┏━━
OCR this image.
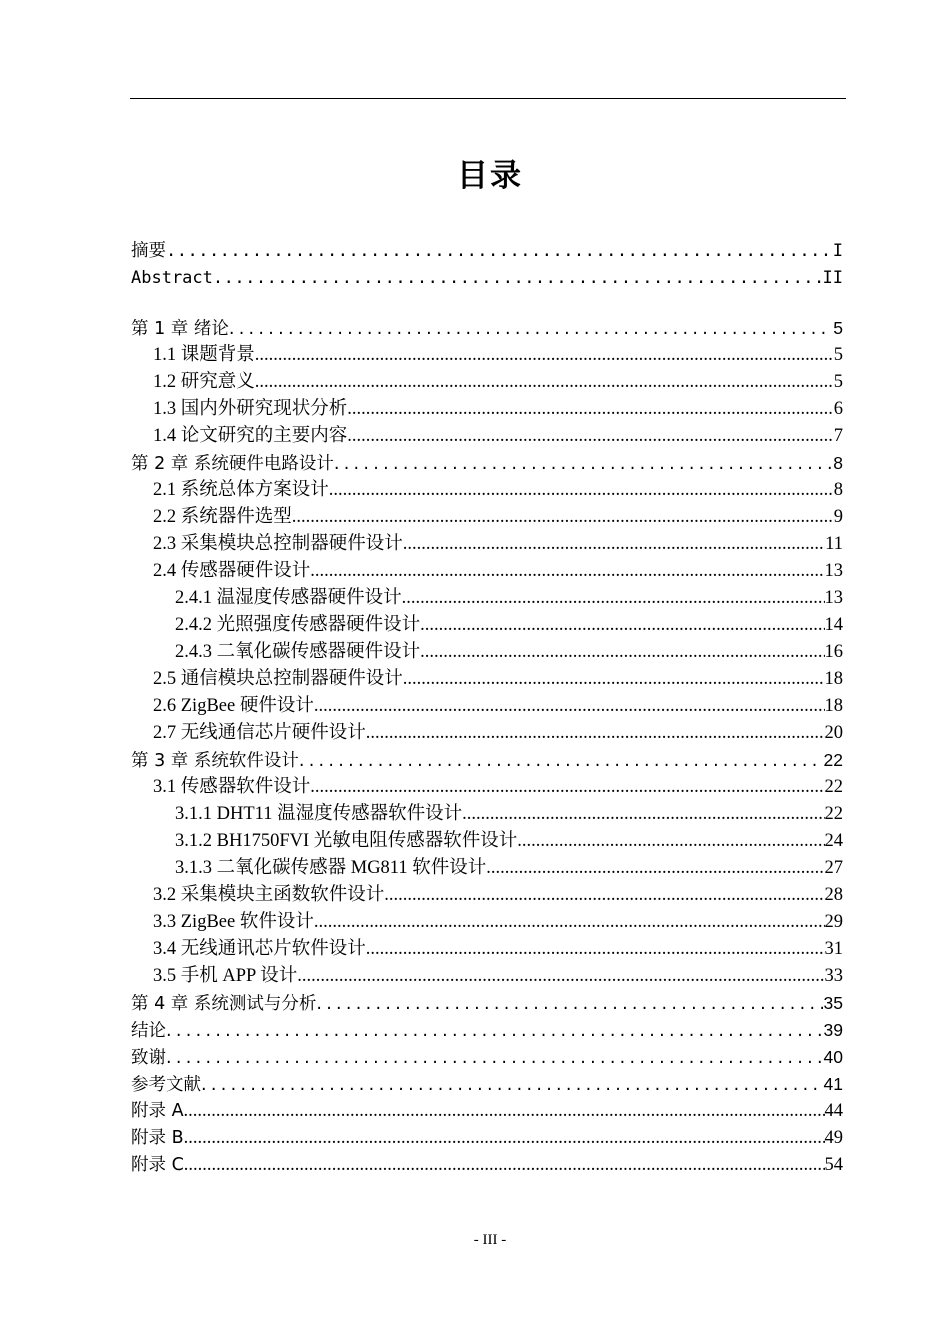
目录
摘要 .....	I
Abstract .....	II
第 1 章 绪论 .....	5
1.1 课题背景 .....	5
1.2 研究意义 .....	5
1.3 国内外研究现状分析 .....	6
1.4 论文研究的主要内容 .....	7
第 2 章 系统硬件电路设计 .....	8
2.1 系统总体方案设计 .....	8
2.2 系统器件选型 .....	9
2.3 采集模块总控制器硬件设计 .....	11
2.4 传感器硬件设计 .....	13
2.4.1 温湿度传感器硬件设计 .....	13
2.4.2 光照强度传感器硬件设计 .....	14
2.4.3 二氧化碳传感器硬件设计 .....	16
2.5 通信模块总控制器硬件设计 .....	18
2.6 ZigBee 硬件设计 .....	18
2.7 无线通信芯片硬件设计 .....	20
第 3 章 系统软件设计 .....	22
3.1 传感器软件设计 .....	22
3.1.1 DHT11 温湿度传感器软件设计 .....	22
3.1.2 BH1750FVI 光敏电阻传感器软件设计 .....	24
3.1.3 二氧化碳传感器 MG811 软件设计 .....	27
3.2 采集模块主函数软件设计 .....	28
3.3 ZigBee 软件设计 .....	29
3.4 无线通讯芯片软件设计 .....	31
3.5 手机 APP 设计 .....	33
第 4 章 系统测试与分析 .....	35
结论 .....	39
致谢 .....	40
参考文献 .....	41
附录 A .....	44
附录 B .....	49
附录 C .....	54
- III -
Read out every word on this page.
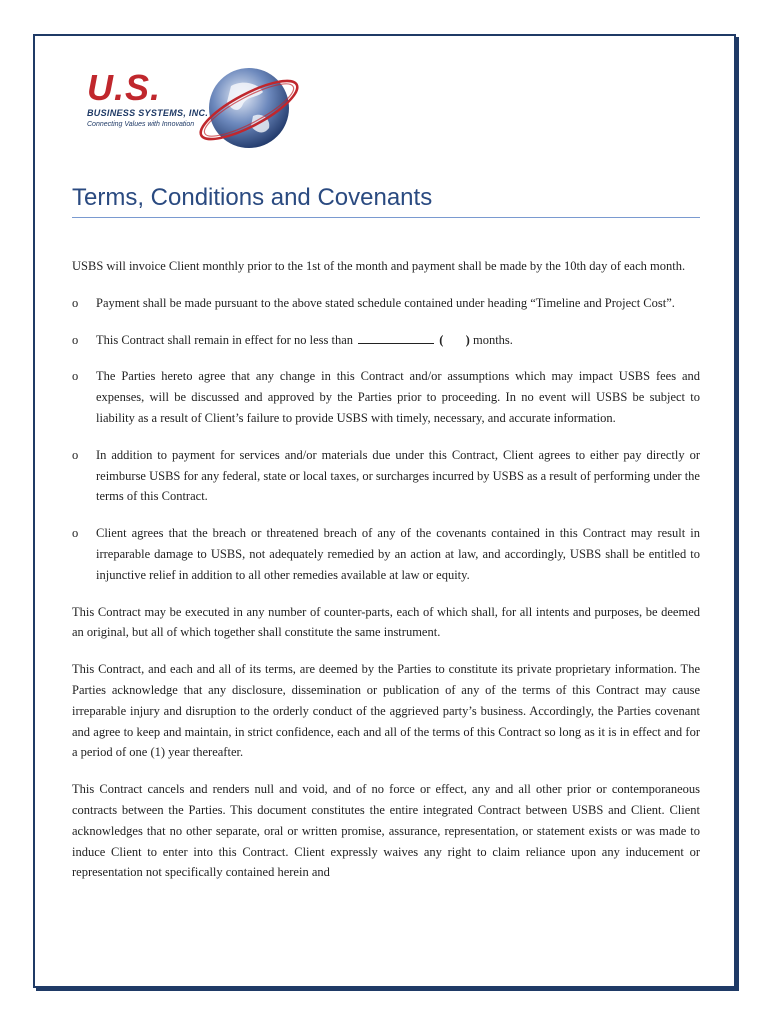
U.S.
BUSINESS SYSTEMS, INC.
Connecting Values with Innovation
Terms, Conditions and Covenants

USBS will invoice Client monthly prior to the 1st of the month and payment shall be made by the 10th day of each month.

o Payment shall be made pursuant to the above stated schedule contained under heading “Timeline and Project Cost”.
o This Contract shall remain in effect for no less than	( ) months.
o The Parties hereto agree that any change in this Contract and/or assumptions which may impact USBS fees and expenses, will be discussed and approved by the Parties prior to proceeding. In no event will USBS be subject to liability as a result of Client’s failure to provide USBS with timely, necessary, and accurate information.
o In addition to payment for services and/or materials due under this Contract, Client agrees to either pay directly or reimburse USBS for any federal, state or local taxes, or surcharges incurred by USBS as a result of performing under the terms of this Contract.
o Client agrees that the breach or threatened breach of any of the covenants contained in this Contract may result in irreparable damage to USBS, not adequately remedied by an action at law, and accordingly, USBS shall be entitled to injunctive relief in addition to all other remedies available at law or equity.

This Contract may be executed in any number of counter-parts, each of which shall, for all intents and purposes, be deemed an original, but all of which together shall constitute the same instrument.

This Contract, and each and all of its terms, are deemed by the Parties to constitute its private proprietary information. The Parties acknowledge that any disclosure, dissemination or publication of any of the terms of this Contract may cause irreparable injury and disruption to the orderly conduct of the aggrieved party’s business. Accordingly, the Parties covenant and agree to keep and maintain, in strict confidence, each and all of the terms of this Contract so long as it is in effect and for a period of one (1) year thereafter.

This Contract cancels and renders null and void, and of no force or effect, any and all other prior or contemporaneous contracts between the Parties. This document constitutes the entire integrated Contract between USBS and Client. Client acknowledges that no other separate, oral or written promise, assurance, representation, or statement exists or was made to induce Client to enter into this Contract. Client expressly waives any right to claim reliance upon any inducement or representation not specifically contained herein and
┗━━
** TASK DESCRIPTION **
Keep only the lines that hold the string "with", and copy them out.

** FULL RESPONSE **
Connecting Values with Innovation
o The Parties hereto agree that any change in this Contract and/or assumptions which may impact USBS fees and expenses, will be discussed and approved by the Parties prior to proceeding. In no event will USBS be subject to liability as a result of Client’s failure to provide USBS with timely, necessary, and accurate information.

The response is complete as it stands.